**THE EXERCISE**. Check each line of the listing below for the word "Москва" and say how many lines have it. Nothing else should be written.

** begin RECORDS SUPPLIED **

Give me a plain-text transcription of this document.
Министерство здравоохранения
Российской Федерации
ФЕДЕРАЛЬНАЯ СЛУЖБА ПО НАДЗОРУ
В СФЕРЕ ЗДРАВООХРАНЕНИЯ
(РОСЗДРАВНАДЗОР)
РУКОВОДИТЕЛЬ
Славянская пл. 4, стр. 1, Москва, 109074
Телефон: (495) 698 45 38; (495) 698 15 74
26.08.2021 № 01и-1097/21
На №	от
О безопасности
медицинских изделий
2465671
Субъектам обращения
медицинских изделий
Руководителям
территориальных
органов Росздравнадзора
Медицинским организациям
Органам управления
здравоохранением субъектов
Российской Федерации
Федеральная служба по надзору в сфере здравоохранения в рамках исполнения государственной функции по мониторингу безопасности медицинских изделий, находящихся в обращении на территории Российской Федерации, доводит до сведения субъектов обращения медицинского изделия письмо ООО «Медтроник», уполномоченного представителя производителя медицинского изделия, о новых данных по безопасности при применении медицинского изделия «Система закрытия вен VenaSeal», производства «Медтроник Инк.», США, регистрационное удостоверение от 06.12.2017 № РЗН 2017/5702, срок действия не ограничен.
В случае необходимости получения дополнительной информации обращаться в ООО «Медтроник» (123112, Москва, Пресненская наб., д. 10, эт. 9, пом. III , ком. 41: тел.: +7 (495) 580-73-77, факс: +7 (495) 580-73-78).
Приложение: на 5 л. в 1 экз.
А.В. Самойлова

** end RECORDS SUPPLIED **

**COMPLETED TASK**. 2